§ **PROBLEM DETAILS**
All the records that follow need to be reproduced exactly. Omit the images.

§ **Data entries**
◆ ◆ ◆ ◆ ◆

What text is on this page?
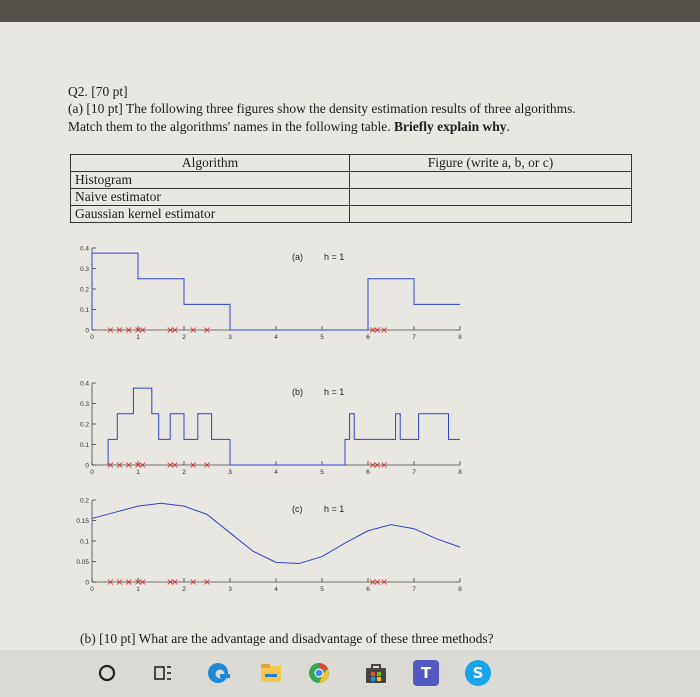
Q2. [70 pt]
(a) [10 pt] The following three figures show the density estimation results of three algorithms.
Match them to the algorithms' names in the following table. Briefly explain why.
Algorithm	Figure (write a, b, or c)
Histogram	
Naive estimator	
Gaussian kernel estimator	
0
0.1
0.2
0.3
0.4
0	1	2	3	4	5	6	7	8
(a) h = 1
0
0.1
0.2
0.3
0.4
0	1	2	3	4	5	6	7	8
(b) h = 1
0
0.05
0.1
0.15
0.2
0	1	2	3	4	5	6	7	8
(c) h = 1
(b) [10 pt] What are the advantage and disadvantage of these three methods?
T	S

◆ ◆ ◆ ◆ ◆

§ **RIGHT ANSWER**
What text is on this page?
Q2. [70 pt]
(a) [10 pt] The following three figures show the density estimation results of three algorithms.
Match them to the algorithms' names in the following table. Briefly explain why.
Algorithm	Figure (write a, b, or c)
Histogram	
Naive estimator	
Gaussian kernel estimator	
0
0.1
0.2
0.3
0.4
0	1	2	3	4	5	6	7	8
(a) h = 1
0
0.1
0.2
0.3
0.4
0	1	2	3	4	5	6	7	8
(b) h = 1
0
0.05
0.1
0.15
0.2
0	1	2	3	4	5	6	7	8
(c) h = 1
(b) [10 pt] What are the advantage and disadvantage of these three methods?
T	S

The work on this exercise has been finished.